# What is needed:
Quote all of the data that follows exactly as written, skipping the images.

# Dataset records:
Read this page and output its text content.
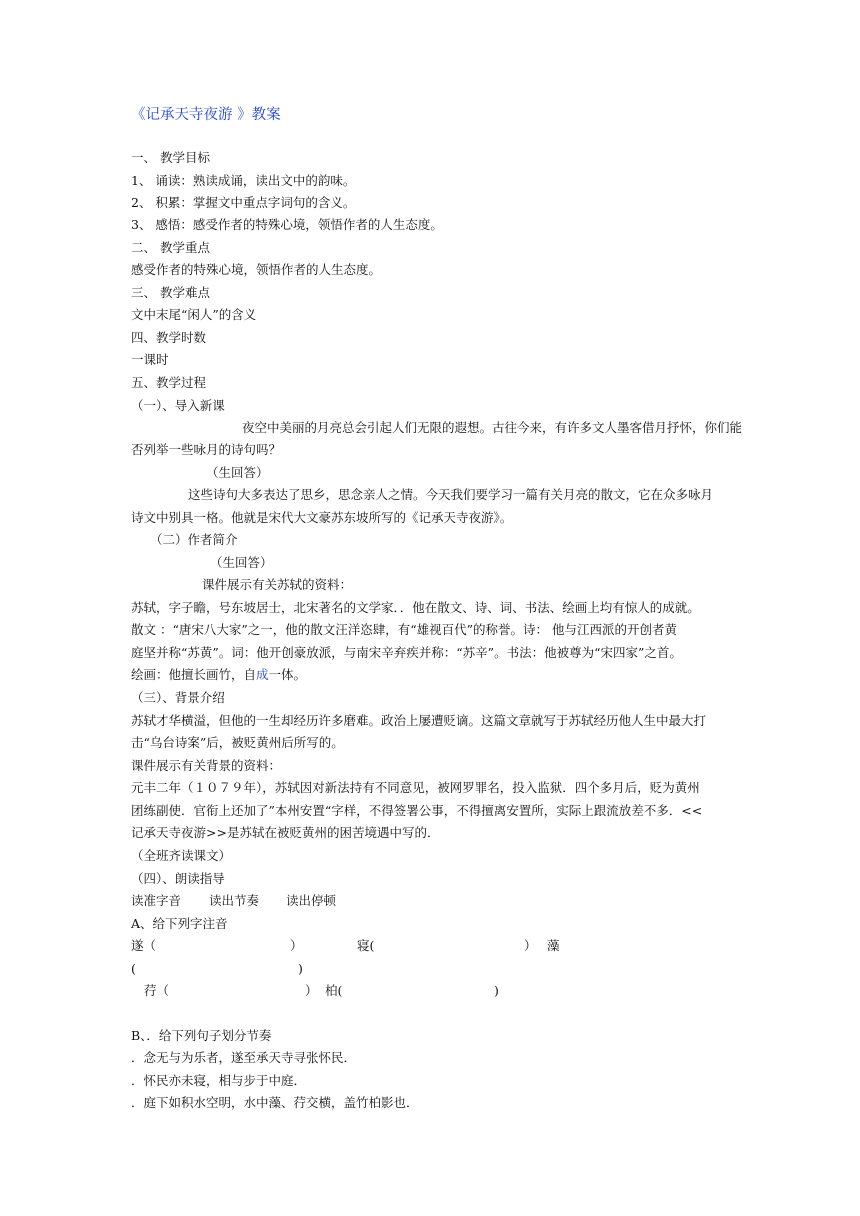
《记承天寺夜游 》教案
一、 教学目标
1、 诵读：熟读成诵，读出文中的韵味。
2、 积累：掌握文中重点字词句的含义。
3、 感悟：感受作者的特殊心境，领悟作者的人生态度。
二、 教学重点
感受作者的特殊心境，领悟作者的人生态度。
三、 教学难点
文中末尾“闲人”的含义
四、教学时数
一课时
五、教学过程
（一）、导入新课
夜空中美丽的月亮总会引起人们无限的遐想。古往今来，有许多文人墨客借月抒怀，你们能
否列举一些咏月的诗句吗？
（生回答）
这些诗句大多表达了思乡，思念亲人之情。今天我们要学习一篇有关月亮的散文，它在众多咏月
诗文中别具一格。他就是宋代大文豪苏东坡所写的《记承天寺夜游》。
（二）作者简介
（生回答）
课件展示有关苏轼的资料：
苏轼，字子瞻，号东坡居士，北宋著名的文学家．．他在散文、诗、词、书法、绘画上均有惊人的成就。
散文 ：“唐宋八大家”之一，他的散文汪洋恣肆，有“雄视百代”的称誉。诗： 他与江西派的开创者黄
庭坚并称“苏黄”。词：他开创豪放派，与南宋辛弃疾并称：“苏辛”。书法：他被尊为“宋四家”之首。
绘画：他擅长画竹，自成一体。
（三）、背景介绍
苏轼才华横溢，但他的一生却经历许多磨难。政治上屡遭贬谪。这篇文章就写于苏轼经历他人生中最大打
击“乌台诗案”后，被贬黄州后所写的。
课件展示有关背景的资料：
元丰二年（１０７９年），苏轼因对新法持有不同意见，被网罗罪名，投入监狱．四个多月后，贬为黄州
团练副使．官衔上还加了”本州安置“字样，不得签署公事，不得擅离安置所，实际上跟流放差不多．<<
记承天寺夜游>>是苏轼在被贬黄州的困苦境遇中写的．
（全班齐读课文）
（四）、朗读指导
读准字音 读出节奏 读出停顿
A、给下列字注音
遂（	）	寝(	） 藻
(	)
荇（	） 柏(	)
B、．给下列句子划分节奏
．念无与为乐者，遂至承天寺寻张怀民．
．怀民亦未寝，相与步于中庭．
．庭下如积水空明，水中藻、荇交横，盖竹柏影也．
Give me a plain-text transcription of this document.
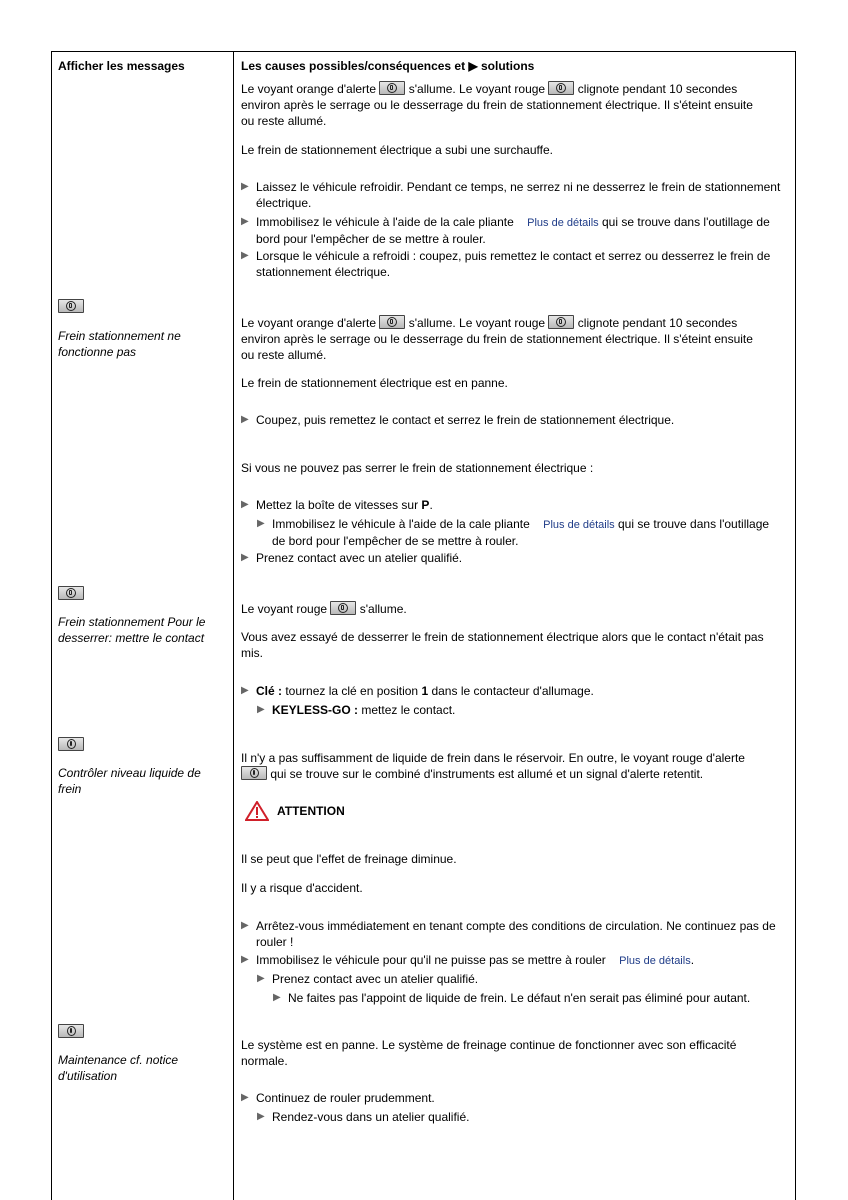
Afficher les messages	Les causes possibles/conséquences et ▶ solutions
Le voyant orange d'alerte
s'allume. Le voyant rouge
clignote pendant 10 secondes
environ après le serrage ou le desserrage du frein de stationnement électrique. Il s'éteint ensuite
ou reste allumé.
Le frein de stationnement électrique a subi une surchauffe.
▶ Laissez le véhicule refroidir. Pendant ce temps, ne serrez ni ne desserrez le frein de stationnement électrique.
▶ Immobilisez le véhicule à l'aide de la cale pliante    Plus de détails qui se trouve dans l'outillage de bord pour l'empêcher de se mettre à rouler.
▶ Lorsque le véhicule a refroidi : coupez, puis remettez le contact et serrez ou desserrez le frein de stationnement électrique.
Frein stationnement ne fonctionne pas
Le voyant orange d'alerte
s'allume. Le voyant rouge
clignote pendant 10 secondes
environ après le serrage ou le desserrage du frein de stationnement électrique. Il s'éteint ensuite
ou reste allumé.
Le frein de stationnement électrique est en panne.
▶ Coupez, puis remettez le contact et serrez le frein de stationnement électrique.
Si vous ne pouvez pas serrer le frein de stationnement électrique :
▶ Mettez la boîte de vitesses sur P.
▶ Immobilisez le véhicule à l'aide de la cale pliante    Plus de détails qui se trouve dans l'outillage de bord pour l'empêcher de se mettre à rouler.
▶ Prenez contact avec un atelier qualifié.
Frein stationnement Pour le desserrer: mettre le contact
Le voyant rouge
s'allume.
Vous avez essayé de desserrer le frein de stationnement électrique alors que le contact n'était pas mis.
▶ Clé : tournez la clé en position 1 dans le contacteur d'allumage.
▶ KEYLESS-GO : mettez le contact.
Contrôler niveau liquide de frein
Il n'y a pas suffisamment de liquide de frein dans le réservoir. En outre, le voyant rouge d'alerte

qui se trouve sur le combiné d'instruments est allumé et un signal d'alerte retentit.
ATTENTION
Il se peut que l'effet de freinage diminue.
Il y a risque d'accident.
▶ Arrêtez-vous immédiatement en tenant compte des conditions de circulation. Ne continuez pas de rouler !
▶ Immobilisez le véhicule pour qu'il ne puisse pas se mettre à rouler    Plus de détails.
▶ Prenez contact avec un atelier qualifié.
▶ Ne faites pas l'appoint de liquide de frein. Le défaut n'en serait pas éliminé pour autant.
Maintenance cf. notice d'utilisation
Le système est en panne. Le système de freinage continue de fonctionner avec son efficacité normale.
▶ Continuez de rouler prudemment.
▶ Rendez-vous dans un atelier qualifié.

# Exercise response:
Read this page and output its text content.
《记承天寺夜游 》教案
一、 教学目标
1、 诵读：熟读成诵，读出文中的韵味。
2、 积累：掌握文中重点字词句的含义。
3、 感悟：感受作者的特殊心境，领悟作者的人生态度。
二、 教学重点
感受作者的特殊心境，领悟作者的人生态度。
三、 教学难点
文中末尾“闲人”的含义
四、教学时数
一课时
五、教学过程
（一）、导入新课
夜空中美丽的月亮总会引起人们无限的遐想。古往今来，有许多文人墨客借月抒怀，你们能
否列举一些咏月的诗句吗？
（生回答）
这些诗句大多表达了思乡，思念亲人之情。今天我们要学习一篇有关月亮的散文，它在众多咏月
诗文中别具一格。他就是宋代大文豪苏东坡所写的《记承天寺夜游》。
（二）作者简介
（生回答）
课件展示有关苏轼的资料：
苏轼，字子瞻，号东坡居士，北宋著名的文学家．．他在散文、诗、词、书法、绘画上均有惊人的成就。
散文 ：“唐宋八大家”之一，他的散文汪洋恣肆，有“雄视百代”的称誉。诗： 他与江西派的开创者黄
庭坚并称“苏黄”。词：他开创豪放派，与南宋辛弃疾并称：“苏辛”。书法：他被尊为“宋四家”之首。
绘画：他擅长画竹，自成一体。
（三）、背景介绍
苏轼才华横溢，但他的一生却经历许多磨难。政治上屡遭贬谪。这篇文章就写于苏轼经历他人生中最大打
击“乌台诗案”后，被贬黄州后所写的。
课件展示有关背景的资料：
元丰二年（１０７９年），苏轼因对新法持有不同意见，被网罗罪名，投入监狱．四个多月后，贬为黄州
团练副使．官衔上还加了”本州安置“字样，不得签署公事，不得擅离安置所，实际上跟流放差不多．<<
记承天寺夜游>>是苏轼在被贬黄州的困苦境遇中写的．
（全班齐读课文）
（四）、朗读指导
读准字音 读出节奏 读出停顿
A、给下列字注音
遂（	）	寝(	） 藻
(	)
荇（	） 柏(	)
B、．给下列句子划分节奏
．念无与为乐者，遂至承天寺寻张怀民．
．怀民亦未寝，相与步于中庭．
．庭下如积水空明，水中藻、荇交横，盖竹柏影也．
Give me a plain-text transcription of this document.
Afficher les messages	Les causes possibles/conséquences et ▶ solutions
Le voyant orange d'alerte
s'allume. Le voyant rouge
clignote pendant 10 secondes
environ après le serrage ou le desserrage du frein de stationnement électrique. Il s'éteint ensuite
ou reste allumé.
Le frein de stationnement électrique a subi une surchauffe.
▶ Laissez le véhicule refroidir. Pendant ce temps, ne serrez ni ne desserrez le frein de stationnement électrique.
▶ Immobilisez le véhicule à l'aide de la cale pliante    Plus de détails qui se trouve dans l'outillage de bord pour l'empêcher de se mettre à rouler.
▶ Lorsque le véhicule a refroidi : coupez, puis remettez le contact et serrez ou desserrez le frein de stationnement électrique.
Frein stationnement ne fonctionne pas
Le voyant orange d'alerte
s'allume. Le voyant rouge
clignote pendant 10 secondes
environ après le serrage ou le desserrage du frein de stationnement électrique. Il s'éteint ensuite
ou reste allumé.
Le frein de stationnement électrique est en panne.
▶ Coupez, puis remettez le contact et serrez le frein de stationnement électrique.
Si vous ne pouvez pas serrer le frein de stationnement électrique :
▶ Mettez la boîte de vitesses sur P.
▶ Immobilisez le véhicule à l'aide de la cale pliante    Plus de détails qui se trouve dans l'outillage de bord pour l'empêcher de se mettre à rouler.
▶ Prenez contact avec un atelier qualifié.
Frein stationnement Pour le desserrer: mettre le contact
Le voyant rouge
s'allume.
Vous avez essayé de desserrer le frein de stationnement électrique alors que le contact n'était pas mis.
▶ Clé : tournez la clé en position 1 dans le contacteur d'allumage.
▶ KEYLESS-GO : mettez le contact.
Contrôler niveau liquide de frein
Il n'y a pas suffisamment de liquide de frein dans le réservoir. En outre, le voyant rouge d'alerte

qui se trouve sur le combiné d'instruments est allumé et un signal d'alerte retentit.
ATTENTION
Il se peut que l'effet de freinage diminue.
Il y a risque d'accident.
▶ Arrêtez-vous immédiatement en tenant compte des conditions de circulation. Ne continuez pas de rouler !
▶ Immobilisez le véhicule pour qu'il ne puisse pas se mettre à rouler    Plus de détails.
▶ Prenez contact avec un atelier qualifié.
▶ Ne faites pas l'appoint de liquide de frein. Le défaut n'en serait pas éliminé pour autant.
Maintenance cf. notice d'utilisation
Le système est en panne. Le système de freinage continue de fonctionner avec son efficacité normale.
▶ Continuez de rouler prudemment.
▶ Rendez-vous dans un atelier qualifié.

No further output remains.